### THE TASK
Find how many lines in the material contain "this"; your answer should be that number alone.

Data items:

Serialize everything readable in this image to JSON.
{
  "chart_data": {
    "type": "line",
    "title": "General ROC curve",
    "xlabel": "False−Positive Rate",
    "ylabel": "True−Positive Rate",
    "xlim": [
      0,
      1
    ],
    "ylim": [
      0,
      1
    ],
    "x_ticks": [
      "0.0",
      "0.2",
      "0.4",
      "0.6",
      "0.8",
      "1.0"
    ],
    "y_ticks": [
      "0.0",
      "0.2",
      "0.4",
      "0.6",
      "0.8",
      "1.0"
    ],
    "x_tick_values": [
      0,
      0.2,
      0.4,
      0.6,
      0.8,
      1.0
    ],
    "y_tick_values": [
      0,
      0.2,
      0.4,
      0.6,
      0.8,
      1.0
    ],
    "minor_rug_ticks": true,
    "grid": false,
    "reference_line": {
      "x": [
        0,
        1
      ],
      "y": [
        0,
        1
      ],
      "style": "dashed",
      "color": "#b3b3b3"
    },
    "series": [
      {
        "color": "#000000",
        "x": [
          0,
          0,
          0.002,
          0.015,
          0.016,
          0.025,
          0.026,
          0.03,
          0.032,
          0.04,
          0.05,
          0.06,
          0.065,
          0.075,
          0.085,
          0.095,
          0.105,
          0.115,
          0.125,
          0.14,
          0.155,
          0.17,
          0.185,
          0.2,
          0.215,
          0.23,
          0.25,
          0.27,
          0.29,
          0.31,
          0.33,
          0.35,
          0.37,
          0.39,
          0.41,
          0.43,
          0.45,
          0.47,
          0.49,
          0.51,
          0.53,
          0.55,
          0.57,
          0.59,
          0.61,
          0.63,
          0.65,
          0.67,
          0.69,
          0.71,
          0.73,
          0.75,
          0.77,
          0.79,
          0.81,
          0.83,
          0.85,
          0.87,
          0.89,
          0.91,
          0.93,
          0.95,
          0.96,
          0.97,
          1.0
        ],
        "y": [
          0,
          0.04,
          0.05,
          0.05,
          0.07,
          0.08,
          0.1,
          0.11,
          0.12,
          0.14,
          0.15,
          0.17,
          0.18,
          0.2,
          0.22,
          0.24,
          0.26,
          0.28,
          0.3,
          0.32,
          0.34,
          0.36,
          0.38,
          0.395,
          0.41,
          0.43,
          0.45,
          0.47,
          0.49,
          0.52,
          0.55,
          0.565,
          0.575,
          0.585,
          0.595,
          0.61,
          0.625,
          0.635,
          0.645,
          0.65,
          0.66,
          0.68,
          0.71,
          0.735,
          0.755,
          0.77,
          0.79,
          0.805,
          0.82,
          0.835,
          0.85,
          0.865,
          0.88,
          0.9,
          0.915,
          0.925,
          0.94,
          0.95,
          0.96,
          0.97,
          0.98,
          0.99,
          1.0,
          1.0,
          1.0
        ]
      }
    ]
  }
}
...
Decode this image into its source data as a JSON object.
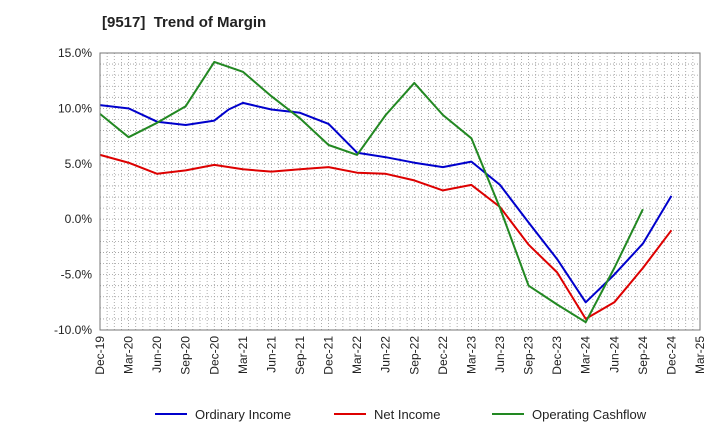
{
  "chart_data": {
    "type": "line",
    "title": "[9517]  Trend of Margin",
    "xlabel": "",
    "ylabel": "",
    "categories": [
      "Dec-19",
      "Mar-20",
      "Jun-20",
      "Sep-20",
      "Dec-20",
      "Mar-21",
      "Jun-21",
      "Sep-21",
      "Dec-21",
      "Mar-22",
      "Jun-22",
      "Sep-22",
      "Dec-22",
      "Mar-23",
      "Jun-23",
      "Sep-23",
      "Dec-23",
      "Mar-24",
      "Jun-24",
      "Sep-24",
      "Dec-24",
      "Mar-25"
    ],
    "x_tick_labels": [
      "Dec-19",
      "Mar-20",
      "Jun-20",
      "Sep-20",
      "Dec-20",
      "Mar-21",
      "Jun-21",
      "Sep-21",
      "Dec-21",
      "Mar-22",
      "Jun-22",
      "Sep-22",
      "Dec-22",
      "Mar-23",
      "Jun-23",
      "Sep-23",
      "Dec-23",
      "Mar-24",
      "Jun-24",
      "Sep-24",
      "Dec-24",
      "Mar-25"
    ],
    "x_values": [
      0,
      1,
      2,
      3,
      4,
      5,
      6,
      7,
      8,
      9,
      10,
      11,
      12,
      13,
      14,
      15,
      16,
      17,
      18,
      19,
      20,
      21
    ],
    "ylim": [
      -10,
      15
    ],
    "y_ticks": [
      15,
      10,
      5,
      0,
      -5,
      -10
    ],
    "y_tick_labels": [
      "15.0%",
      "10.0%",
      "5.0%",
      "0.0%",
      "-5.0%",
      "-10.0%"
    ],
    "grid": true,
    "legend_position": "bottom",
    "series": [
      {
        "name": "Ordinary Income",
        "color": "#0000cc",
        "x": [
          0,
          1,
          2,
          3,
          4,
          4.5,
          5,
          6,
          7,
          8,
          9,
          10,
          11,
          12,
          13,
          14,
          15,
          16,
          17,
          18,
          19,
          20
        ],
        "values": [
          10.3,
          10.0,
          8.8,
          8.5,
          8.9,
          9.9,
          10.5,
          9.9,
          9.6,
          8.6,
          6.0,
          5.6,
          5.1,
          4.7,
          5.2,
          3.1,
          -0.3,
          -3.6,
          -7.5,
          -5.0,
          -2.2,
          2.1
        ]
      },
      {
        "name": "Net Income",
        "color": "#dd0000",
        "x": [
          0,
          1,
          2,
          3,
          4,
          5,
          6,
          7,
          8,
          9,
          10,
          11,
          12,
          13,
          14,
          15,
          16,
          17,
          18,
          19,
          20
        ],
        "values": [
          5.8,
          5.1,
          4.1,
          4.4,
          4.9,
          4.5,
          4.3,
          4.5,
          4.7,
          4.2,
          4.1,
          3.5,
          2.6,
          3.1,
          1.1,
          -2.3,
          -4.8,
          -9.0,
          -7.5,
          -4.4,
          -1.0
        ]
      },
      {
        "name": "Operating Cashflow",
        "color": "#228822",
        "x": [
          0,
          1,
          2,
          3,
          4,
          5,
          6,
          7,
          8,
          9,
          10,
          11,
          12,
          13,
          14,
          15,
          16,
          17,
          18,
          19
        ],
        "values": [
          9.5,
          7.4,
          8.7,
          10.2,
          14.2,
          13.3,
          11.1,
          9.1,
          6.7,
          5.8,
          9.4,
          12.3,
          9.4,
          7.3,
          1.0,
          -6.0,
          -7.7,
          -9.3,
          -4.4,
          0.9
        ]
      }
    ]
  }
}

### OUTPUT OF THE EXERCISE
2